Directions for this task:
From the entries below, extract every line that includes the word "ESPECIFICACIONES".

Data provided:
--

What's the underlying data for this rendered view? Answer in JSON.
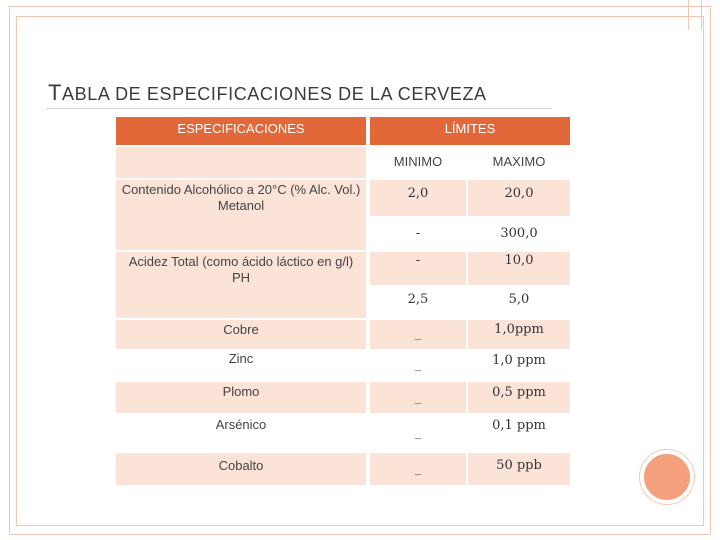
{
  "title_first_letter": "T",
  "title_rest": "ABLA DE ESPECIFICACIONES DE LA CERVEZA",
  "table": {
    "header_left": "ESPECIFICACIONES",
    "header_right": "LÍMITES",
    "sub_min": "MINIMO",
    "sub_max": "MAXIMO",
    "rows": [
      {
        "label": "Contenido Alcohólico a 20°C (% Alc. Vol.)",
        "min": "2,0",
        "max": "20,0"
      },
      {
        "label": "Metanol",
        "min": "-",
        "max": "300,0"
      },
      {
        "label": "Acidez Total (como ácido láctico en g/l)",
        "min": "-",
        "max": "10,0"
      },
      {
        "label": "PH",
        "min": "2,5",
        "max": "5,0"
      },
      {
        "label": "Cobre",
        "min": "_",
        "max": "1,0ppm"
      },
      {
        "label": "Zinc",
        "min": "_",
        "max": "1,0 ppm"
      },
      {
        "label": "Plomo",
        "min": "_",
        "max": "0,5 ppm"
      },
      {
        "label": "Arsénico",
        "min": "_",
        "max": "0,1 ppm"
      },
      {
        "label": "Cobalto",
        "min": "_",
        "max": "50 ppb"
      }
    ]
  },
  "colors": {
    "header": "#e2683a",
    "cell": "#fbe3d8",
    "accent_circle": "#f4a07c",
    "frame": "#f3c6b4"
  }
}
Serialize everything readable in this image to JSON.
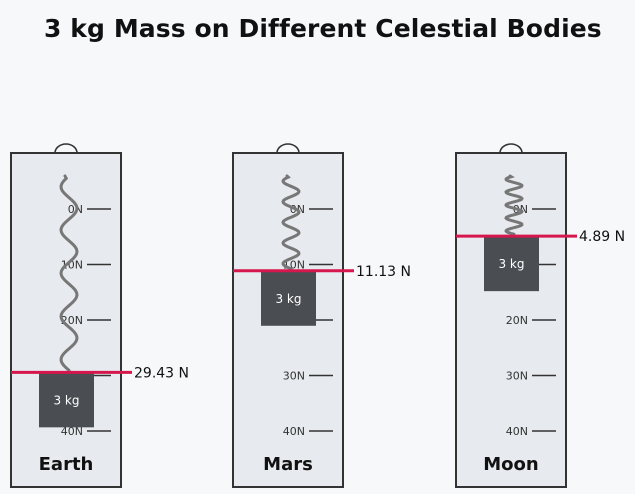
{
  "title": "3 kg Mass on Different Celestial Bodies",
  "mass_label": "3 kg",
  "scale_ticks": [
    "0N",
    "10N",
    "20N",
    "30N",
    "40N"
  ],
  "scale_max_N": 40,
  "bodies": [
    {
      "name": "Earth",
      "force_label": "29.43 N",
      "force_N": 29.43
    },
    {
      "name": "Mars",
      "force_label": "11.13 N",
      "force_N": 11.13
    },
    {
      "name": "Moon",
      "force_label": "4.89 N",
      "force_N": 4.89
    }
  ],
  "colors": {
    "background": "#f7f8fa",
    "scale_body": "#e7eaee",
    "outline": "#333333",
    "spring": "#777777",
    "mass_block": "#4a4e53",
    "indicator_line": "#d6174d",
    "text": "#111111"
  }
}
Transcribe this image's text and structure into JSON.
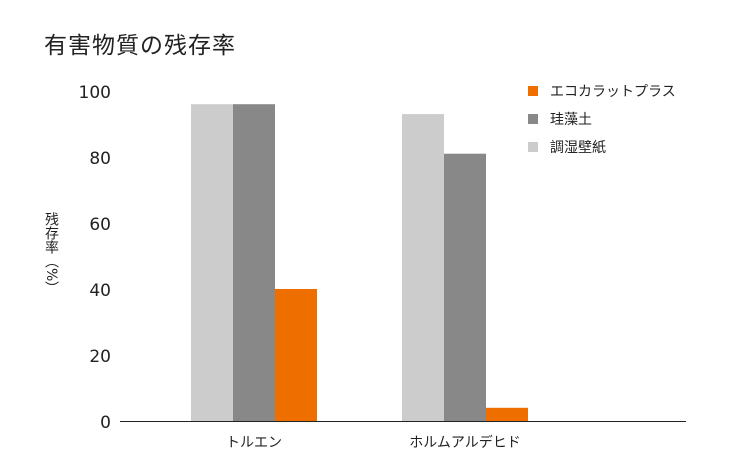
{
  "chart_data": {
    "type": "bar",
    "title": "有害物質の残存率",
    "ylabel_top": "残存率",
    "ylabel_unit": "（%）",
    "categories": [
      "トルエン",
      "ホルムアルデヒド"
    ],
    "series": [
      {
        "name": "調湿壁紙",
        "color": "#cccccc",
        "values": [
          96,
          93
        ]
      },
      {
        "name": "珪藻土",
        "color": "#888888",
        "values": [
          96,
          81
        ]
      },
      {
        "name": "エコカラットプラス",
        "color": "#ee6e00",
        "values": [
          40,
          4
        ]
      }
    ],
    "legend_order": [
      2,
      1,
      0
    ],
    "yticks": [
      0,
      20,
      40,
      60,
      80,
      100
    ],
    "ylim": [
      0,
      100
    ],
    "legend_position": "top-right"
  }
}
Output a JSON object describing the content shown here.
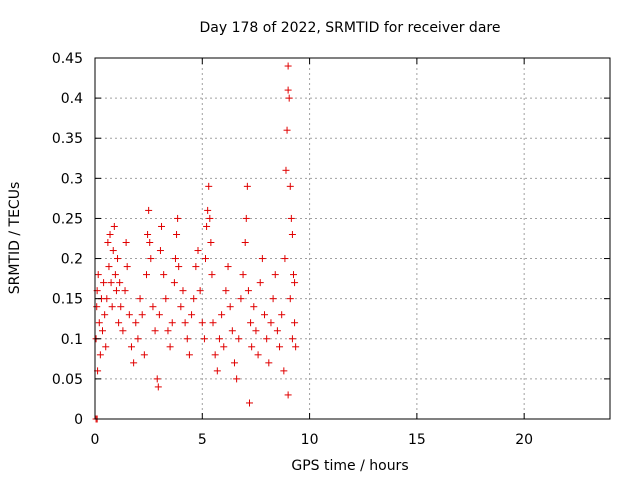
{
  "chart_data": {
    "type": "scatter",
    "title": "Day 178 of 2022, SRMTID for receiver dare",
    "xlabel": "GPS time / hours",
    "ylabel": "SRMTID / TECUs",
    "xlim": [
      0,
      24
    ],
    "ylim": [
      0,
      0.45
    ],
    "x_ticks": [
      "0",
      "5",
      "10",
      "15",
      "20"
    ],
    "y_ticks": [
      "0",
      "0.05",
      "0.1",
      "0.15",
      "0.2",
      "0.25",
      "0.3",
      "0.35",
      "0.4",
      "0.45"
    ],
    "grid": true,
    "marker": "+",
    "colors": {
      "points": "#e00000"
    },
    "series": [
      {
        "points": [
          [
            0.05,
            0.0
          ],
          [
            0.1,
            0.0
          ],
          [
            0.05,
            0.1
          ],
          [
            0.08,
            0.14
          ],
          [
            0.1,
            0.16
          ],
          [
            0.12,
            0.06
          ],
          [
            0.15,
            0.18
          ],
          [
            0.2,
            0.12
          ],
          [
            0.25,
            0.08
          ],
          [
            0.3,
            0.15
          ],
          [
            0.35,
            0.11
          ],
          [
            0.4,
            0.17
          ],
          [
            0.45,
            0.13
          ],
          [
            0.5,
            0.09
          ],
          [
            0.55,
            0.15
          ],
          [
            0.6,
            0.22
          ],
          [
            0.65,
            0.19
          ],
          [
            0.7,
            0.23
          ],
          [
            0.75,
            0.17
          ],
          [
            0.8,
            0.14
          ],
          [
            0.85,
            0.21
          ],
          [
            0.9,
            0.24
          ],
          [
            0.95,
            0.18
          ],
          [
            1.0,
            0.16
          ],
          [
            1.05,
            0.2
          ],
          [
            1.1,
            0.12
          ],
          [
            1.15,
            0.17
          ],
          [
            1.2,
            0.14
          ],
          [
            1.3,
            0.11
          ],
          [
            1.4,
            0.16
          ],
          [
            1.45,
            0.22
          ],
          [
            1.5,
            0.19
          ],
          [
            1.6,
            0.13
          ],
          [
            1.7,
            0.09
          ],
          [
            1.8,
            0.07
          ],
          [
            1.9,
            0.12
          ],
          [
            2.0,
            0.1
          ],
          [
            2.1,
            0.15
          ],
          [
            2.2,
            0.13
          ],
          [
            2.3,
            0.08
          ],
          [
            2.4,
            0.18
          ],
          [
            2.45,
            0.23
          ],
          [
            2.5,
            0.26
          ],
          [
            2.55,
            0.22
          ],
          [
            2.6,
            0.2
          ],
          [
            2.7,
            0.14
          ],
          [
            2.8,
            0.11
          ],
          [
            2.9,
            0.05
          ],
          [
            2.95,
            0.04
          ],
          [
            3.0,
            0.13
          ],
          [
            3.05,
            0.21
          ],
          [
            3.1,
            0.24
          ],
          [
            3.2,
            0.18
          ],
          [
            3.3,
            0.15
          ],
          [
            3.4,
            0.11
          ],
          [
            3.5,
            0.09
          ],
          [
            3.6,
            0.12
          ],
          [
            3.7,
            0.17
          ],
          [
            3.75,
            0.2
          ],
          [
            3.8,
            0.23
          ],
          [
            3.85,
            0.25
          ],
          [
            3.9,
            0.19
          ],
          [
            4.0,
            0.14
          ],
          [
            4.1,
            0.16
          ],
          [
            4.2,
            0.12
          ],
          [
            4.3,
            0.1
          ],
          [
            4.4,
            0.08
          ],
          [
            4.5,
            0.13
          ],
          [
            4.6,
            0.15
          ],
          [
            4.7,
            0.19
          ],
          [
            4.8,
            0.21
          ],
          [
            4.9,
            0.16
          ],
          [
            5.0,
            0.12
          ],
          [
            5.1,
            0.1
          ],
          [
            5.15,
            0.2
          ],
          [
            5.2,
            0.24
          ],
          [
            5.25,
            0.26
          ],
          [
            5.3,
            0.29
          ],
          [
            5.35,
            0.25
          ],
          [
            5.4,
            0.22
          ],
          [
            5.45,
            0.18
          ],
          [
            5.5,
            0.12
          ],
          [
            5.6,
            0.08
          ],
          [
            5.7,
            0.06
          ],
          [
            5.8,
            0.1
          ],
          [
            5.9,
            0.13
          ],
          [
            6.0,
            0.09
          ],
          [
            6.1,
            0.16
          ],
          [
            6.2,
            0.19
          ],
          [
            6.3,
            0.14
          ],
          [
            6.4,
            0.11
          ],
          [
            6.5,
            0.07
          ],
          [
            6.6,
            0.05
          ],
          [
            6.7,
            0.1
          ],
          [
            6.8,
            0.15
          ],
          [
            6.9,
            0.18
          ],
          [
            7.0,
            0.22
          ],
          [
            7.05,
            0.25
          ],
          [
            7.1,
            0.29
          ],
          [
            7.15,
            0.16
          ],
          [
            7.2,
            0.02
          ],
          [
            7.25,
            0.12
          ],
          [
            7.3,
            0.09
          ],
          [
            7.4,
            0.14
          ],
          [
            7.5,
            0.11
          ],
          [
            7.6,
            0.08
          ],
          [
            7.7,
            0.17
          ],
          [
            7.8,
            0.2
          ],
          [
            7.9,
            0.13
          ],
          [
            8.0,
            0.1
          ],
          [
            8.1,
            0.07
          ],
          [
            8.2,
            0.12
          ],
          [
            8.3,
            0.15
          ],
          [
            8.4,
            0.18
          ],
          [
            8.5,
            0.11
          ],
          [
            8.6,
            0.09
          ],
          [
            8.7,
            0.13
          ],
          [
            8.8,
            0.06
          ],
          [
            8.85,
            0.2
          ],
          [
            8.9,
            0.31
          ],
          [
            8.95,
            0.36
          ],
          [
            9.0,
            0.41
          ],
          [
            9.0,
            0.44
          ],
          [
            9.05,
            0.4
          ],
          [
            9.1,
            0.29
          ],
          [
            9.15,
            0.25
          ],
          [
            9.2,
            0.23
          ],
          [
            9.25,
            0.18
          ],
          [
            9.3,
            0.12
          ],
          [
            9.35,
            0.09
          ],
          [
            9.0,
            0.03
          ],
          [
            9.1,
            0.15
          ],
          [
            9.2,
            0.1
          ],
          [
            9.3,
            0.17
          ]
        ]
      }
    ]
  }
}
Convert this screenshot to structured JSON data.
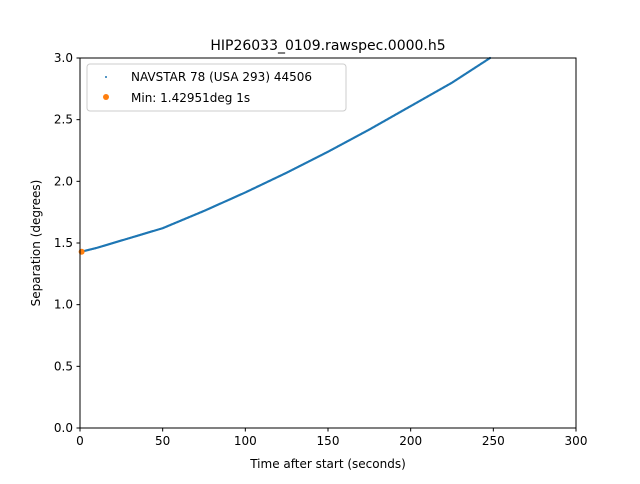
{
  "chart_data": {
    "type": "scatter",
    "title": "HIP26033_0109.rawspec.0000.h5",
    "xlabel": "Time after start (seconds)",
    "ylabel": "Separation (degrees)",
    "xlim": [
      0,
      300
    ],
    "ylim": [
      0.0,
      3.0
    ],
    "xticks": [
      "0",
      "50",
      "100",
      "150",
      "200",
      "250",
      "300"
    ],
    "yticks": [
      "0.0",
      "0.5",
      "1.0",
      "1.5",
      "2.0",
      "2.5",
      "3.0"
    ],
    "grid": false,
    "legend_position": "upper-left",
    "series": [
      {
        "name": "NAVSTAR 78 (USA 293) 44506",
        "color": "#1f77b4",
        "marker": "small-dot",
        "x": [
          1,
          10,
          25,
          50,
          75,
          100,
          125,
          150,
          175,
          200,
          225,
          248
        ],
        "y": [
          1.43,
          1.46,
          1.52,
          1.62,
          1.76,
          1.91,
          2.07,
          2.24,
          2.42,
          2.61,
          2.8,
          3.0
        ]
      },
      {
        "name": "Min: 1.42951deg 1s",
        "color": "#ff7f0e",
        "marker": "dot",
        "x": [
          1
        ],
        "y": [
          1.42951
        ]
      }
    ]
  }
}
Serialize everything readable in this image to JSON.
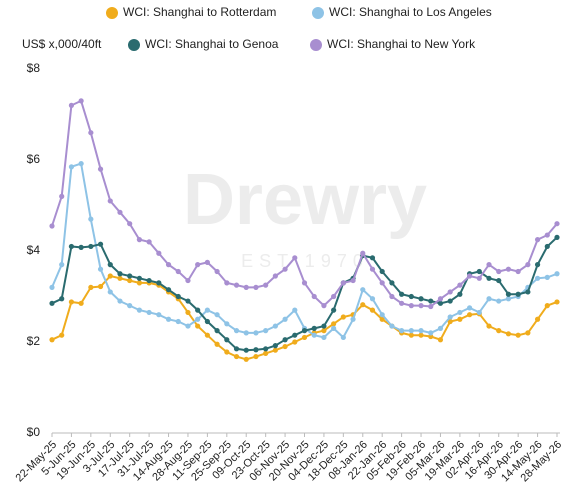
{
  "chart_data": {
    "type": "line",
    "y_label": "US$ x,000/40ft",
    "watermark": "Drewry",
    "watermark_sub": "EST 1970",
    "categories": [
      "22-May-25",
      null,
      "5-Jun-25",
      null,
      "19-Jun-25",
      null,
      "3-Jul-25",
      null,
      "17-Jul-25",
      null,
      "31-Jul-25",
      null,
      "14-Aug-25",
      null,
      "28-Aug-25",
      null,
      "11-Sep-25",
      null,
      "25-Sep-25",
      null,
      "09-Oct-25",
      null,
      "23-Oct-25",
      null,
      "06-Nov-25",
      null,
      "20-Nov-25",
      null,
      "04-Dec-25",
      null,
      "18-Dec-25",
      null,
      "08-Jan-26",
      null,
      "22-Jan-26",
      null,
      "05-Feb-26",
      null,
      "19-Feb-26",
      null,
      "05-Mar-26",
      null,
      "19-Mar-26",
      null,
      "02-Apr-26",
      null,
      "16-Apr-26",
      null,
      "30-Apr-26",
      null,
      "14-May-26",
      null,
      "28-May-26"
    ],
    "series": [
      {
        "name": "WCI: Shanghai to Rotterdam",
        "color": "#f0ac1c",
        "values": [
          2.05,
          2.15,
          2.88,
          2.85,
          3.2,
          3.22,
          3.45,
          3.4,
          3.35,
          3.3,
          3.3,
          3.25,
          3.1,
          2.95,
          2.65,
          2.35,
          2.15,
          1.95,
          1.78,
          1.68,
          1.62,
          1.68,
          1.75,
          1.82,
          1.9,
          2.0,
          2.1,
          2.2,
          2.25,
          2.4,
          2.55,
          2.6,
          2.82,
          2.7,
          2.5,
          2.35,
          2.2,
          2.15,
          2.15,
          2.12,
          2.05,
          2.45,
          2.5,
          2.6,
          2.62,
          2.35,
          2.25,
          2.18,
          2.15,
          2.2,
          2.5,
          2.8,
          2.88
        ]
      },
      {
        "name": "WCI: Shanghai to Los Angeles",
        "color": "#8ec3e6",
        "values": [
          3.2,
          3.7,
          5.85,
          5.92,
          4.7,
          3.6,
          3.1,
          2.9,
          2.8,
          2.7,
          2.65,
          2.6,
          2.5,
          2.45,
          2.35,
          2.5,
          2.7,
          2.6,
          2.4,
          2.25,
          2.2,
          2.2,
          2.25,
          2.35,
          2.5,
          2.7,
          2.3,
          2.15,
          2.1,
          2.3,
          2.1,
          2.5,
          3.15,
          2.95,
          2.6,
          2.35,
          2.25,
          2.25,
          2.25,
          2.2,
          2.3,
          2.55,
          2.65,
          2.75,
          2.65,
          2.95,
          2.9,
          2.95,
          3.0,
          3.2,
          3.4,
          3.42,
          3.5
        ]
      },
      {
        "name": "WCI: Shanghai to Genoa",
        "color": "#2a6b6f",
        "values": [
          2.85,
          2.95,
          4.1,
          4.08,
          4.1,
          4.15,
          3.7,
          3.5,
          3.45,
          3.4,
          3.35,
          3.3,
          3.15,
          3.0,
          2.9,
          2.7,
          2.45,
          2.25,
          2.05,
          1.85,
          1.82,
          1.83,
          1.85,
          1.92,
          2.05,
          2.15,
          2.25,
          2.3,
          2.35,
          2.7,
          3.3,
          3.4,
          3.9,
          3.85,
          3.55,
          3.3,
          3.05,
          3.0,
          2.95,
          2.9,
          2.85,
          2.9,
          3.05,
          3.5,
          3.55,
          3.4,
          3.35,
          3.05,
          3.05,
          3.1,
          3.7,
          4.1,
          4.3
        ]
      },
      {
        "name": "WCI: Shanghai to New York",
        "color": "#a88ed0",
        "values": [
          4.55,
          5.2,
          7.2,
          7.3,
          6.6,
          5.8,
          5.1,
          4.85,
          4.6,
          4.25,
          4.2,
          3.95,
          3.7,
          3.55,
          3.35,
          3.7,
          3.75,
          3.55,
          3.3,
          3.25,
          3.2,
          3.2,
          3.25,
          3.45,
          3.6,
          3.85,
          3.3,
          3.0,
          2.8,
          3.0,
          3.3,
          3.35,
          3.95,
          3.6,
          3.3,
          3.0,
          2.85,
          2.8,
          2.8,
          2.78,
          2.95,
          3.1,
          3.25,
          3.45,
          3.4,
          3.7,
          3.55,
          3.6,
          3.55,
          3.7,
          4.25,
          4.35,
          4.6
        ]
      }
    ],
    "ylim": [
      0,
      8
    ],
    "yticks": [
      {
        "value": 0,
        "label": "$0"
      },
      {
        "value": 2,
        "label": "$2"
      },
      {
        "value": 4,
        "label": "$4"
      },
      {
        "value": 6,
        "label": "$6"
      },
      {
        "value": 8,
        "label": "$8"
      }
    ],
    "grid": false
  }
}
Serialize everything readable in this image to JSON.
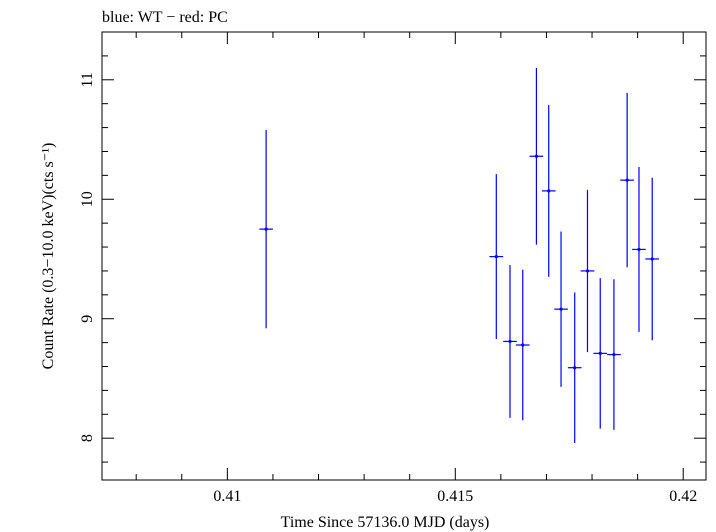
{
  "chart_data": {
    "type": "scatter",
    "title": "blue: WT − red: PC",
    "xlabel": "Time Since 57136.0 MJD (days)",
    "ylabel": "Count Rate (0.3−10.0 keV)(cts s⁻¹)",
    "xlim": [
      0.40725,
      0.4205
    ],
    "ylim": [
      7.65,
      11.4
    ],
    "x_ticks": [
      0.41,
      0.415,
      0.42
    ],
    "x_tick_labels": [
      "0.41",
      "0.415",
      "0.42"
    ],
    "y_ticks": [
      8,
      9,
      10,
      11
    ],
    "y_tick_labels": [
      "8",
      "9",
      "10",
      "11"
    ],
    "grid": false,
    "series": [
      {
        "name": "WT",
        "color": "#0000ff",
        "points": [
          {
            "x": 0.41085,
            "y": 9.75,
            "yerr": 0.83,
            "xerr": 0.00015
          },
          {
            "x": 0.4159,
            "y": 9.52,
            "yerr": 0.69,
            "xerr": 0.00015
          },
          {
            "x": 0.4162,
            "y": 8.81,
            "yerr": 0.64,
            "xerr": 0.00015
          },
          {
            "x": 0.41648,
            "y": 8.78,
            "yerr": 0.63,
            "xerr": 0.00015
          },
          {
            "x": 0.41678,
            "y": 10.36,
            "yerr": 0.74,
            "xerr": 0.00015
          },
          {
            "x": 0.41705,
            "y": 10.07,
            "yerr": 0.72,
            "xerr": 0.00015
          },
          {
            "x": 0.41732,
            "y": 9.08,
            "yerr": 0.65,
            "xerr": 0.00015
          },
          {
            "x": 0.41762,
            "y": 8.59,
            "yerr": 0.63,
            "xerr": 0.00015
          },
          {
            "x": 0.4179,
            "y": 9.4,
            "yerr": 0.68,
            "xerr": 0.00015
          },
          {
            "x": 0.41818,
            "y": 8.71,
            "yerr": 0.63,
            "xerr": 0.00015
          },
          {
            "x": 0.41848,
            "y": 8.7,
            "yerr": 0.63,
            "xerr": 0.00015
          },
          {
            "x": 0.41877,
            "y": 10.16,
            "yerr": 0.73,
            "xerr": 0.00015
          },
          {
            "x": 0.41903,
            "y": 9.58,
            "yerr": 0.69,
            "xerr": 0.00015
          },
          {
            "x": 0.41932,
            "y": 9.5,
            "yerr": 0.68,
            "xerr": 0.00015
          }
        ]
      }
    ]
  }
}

--

The response:
  "title_rest": "ABLA DE ESPECIFICACIONES DE LA CERVEZA",
    "header_left": "ESPECIFICACIONES",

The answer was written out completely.